*WHAT TO WORK ON*:
**a)** List every numbered heading in the innovation advice.
**b)** Answer from the innovation advice:
(i) Whom did Henry Ford hire to design the final assembly line?
(ii) Between which two budgets should funding for new R&D projects be split?
(iii) How much did Hewlett-Packard save by optimizing its supply-chain management?

*PAGE EXTRACT*:
------

  3. Hire outside the box. Sometimes this means hiring bright people right out of college, and sometimes this means hiring people with expertise in other areas -- either way they will be more willing to challenge existing assumptions in your industry. Henry Ford hired a machine tool designer with no automobile experience to build his Model T operations. He hired his son's tutor to design the final assembly line.
  4. Change the reward system. Business units are often the best judges of whether new R&D projects will have an impact. Split the funding of new R&D projects between central and business unit budgets. This will force R&D managers to justify the return on investment and, at the same time, build commitment from the business units to use what comes out of the labs.
  5. Stay on the steep part of the learning curve. The most powerful innovations will come from moving through unfamiliar waters -- from learning about new industries, markets or technologies rather than focusing on improving old and familiar ones. Push scientists and engineers to move every few years into unfamiliar areas.
  6. Look inside for innovation. Many valuable practices are already scattered about the organization, yet few business units have the resources to share their best practices with other units. Build small R&D groups to move between business units, using the best practices they find throughout the firm (and even outside) to bring valuable solutions to each business unit client. Hewlett-Packard saved hundreds of millions of dollars optimizing its supply-chain management in this way.

------

*DATA LISTING*:
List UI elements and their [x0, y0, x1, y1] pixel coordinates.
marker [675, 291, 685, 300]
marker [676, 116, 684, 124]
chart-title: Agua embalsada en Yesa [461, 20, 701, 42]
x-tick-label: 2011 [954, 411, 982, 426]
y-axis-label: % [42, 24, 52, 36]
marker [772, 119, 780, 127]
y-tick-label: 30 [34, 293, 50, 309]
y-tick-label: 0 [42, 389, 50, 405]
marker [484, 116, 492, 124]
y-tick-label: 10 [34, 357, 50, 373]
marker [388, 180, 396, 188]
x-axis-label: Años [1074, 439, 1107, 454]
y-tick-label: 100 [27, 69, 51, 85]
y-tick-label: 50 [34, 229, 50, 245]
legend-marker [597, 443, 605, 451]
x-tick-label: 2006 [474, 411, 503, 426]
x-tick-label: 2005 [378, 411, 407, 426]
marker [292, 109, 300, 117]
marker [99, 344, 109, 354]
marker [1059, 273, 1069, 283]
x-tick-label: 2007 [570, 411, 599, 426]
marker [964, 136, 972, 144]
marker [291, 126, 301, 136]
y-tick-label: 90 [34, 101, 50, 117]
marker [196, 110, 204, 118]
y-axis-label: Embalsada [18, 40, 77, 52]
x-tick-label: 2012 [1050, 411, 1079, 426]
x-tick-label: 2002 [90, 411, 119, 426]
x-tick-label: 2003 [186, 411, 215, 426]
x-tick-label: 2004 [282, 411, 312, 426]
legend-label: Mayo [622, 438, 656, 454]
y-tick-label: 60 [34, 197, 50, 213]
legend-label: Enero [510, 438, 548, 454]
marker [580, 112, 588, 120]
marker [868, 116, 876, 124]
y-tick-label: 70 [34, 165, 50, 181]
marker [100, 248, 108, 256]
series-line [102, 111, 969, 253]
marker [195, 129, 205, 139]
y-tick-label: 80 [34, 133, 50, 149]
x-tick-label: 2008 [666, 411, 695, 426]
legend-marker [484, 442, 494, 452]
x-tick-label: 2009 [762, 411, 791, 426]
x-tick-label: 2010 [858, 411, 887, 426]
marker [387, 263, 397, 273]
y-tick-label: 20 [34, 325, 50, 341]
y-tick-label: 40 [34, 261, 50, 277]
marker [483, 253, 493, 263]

------

*ANSWER SECTION*:
**a)**
Hire outside the box.
Change the reward system.
Stay on the steep part of the learning curve.
Look inside for innovation.

**b)**
(i) His son's tutor.
(ii) Central and business unit budgets.
(iii) Hundreds of millions of dollars.